§ **DO THIS**
In the listing below, find every line with the string "Rate" and pull it out.

Figure dataset records:

________________________________________

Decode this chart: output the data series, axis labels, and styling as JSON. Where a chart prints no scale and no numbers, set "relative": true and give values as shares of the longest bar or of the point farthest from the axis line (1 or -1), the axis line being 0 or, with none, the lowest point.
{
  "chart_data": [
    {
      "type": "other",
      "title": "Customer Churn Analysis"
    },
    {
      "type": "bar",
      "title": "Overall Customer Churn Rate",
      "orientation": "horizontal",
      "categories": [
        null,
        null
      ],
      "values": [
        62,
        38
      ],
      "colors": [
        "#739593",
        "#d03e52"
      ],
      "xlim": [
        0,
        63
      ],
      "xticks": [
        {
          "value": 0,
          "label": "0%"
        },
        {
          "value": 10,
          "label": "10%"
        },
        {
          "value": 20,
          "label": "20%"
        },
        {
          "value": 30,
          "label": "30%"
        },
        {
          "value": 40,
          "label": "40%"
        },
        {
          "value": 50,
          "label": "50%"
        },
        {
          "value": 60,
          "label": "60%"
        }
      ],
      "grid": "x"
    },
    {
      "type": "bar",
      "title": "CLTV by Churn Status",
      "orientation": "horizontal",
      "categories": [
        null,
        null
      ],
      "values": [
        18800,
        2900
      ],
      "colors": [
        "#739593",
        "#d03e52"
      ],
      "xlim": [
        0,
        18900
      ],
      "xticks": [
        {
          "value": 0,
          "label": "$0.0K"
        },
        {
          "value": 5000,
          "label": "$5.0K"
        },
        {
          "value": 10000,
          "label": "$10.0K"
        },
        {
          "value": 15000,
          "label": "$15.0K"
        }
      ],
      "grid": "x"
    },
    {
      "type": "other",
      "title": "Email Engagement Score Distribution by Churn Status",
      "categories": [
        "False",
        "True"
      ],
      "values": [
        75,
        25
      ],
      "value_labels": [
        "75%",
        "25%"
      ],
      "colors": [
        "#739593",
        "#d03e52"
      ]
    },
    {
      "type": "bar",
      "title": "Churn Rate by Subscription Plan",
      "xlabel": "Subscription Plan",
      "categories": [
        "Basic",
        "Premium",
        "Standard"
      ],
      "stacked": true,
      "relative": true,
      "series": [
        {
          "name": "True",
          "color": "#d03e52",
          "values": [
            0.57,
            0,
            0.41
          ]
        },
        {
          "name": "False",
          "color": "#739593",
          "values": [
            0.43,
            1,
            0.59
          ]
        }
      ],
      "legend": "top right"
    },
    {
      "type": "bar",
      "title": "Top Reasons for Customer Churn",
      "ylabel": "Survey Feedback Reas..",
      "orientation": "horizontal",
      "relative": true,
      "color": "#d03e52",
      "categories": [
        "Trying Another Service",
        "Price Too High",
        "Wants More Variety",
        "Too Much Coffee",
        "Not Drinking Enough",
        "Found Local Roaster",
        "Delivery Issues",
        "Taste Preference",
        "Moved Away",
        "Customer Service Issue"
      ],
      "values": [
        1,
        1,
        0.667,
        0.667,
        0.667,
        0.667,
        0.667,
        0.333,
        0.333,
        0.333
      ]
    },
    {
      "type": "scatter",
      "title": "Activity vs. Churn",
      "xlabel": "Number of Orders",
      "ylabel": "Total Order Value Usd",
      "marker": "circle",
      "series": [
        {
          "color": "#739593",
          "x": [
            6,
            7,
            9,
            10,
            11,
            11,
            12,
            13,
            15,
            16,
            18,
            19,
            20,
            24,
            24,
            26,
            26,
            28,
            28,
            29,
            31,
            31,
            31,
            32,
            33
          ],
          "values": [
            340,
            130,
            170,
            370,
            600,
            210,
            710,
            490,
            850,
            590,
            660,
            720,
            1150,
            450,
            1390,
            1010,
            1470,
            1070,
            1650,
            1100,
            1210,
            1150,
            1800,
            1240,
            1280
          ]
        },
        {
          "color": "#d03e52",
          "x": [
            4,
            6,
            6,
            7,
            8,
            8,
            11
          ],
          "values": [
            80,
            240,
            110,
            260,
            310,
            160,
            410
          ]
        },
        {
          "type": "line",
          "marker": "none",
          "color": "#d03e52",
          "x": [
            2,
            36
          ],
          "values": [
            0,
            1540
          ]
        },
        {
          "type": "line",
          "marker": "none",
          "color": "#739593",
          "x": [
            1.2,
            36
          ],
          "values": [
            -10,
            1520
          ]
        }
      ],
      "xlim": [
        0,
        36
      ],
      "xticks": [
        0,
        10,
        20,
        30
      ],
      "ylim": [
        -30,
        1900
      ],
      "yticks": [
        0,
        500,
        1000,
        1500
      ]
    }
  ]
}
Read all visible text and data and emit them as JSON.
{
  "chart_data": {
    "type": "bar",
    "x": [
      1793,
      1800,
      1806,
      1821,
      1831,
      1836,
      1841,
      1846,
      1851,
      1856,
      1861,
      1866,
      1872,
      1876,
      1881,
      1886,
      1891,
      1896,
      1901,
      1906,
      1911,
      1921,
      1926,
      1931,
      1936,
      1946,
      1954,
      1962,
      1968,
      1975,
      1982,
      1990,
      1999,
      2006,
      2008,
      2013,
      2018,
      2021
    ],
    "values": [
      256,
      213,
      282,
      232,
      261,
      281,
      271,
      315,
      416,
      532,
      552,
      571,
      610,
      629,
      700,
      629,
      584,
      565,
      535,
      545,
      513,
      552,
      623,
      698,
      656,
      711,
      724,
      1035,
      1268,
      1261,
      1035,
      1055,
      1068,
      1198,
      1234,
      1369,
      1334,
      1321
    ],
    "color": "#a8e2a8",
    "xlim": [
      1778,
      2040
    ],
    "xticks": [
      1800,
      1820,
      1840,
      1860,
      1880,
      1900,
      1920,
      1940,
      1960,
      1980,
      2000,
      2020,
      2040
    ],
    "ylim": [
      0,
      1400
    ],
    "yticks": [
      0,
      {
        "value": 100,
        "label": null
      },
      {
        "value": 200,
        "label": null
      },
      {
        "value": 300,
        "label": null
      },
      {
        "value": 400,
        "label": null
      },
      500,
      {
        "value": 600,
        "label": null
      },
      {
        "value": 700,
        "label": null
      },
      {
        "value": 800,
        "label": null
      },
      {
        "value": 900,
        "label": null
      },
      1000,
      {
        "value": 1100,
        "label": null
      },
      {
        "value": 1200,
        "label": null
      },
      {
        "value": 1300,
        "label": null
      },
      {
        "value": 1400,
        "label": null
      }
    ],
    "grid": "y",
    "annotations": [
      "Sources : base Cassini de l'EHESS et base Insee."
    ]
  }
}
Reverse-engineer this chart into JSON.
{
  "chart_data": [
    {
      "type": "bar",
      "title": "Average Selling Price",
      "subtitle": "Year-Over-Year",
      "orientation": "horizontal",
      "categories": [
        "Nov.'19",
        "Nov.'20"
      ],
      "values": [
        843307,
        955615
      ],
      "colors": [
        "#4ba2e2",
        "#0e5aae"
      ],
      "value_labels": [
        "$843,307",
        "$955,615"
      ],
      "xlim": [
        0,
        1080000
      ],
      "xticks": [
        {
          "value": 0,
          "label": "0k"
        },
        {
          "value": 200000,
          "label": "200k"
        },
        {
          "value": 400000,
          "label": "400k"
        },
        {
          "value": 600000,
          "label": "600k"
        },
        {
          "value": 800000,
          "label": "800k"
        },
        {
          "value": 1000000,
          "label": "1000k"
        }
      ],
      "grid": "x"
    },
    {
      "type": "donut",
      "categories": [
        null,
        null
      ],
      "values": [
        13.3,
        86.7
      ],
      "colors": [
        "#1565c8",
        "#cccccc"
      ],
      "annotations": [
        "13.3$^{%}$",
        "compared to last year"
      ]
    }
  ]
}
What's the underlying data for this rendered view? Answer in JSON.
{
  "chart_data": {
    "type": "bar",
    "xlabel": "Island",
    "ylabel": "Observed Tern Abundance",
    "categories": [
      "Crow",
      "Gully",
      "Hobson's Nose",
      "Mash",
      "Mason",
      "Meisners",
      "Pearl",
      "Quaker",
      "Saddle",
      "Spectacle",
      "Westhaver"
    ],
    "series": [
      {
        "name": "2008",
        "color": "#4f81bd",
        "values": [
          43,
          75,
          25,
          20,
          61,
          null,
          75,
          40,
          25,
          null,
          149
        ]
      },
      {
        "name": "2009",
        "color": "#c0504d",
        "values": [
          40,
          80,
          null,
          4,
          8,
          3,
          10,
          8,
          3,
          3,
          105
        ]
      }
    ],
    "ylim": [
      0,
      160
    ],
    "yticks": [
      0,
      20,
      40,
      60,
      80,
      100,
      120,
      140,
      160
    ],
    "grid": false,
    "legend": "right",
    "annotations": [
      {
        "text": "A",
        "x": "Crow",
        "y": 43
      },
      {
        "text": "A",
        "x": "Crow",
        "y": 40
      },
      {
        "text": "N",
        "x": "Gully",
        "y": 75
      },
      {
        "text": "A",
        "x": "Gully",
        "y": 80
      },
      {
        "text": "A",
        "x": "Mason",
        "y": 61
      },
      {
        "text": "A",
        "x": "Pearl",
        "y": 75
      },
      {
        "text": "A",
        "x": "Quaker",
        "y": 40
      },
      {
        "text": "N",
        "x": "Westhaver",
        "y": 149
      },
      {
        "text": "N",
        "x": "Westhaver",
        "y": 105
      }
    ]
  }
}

________________________________________

§ **RESULT OF THE EXERCISE**
      "title": "Overall Customer Churn Rate",
      "title": "Churn Rate by Subscription Plan",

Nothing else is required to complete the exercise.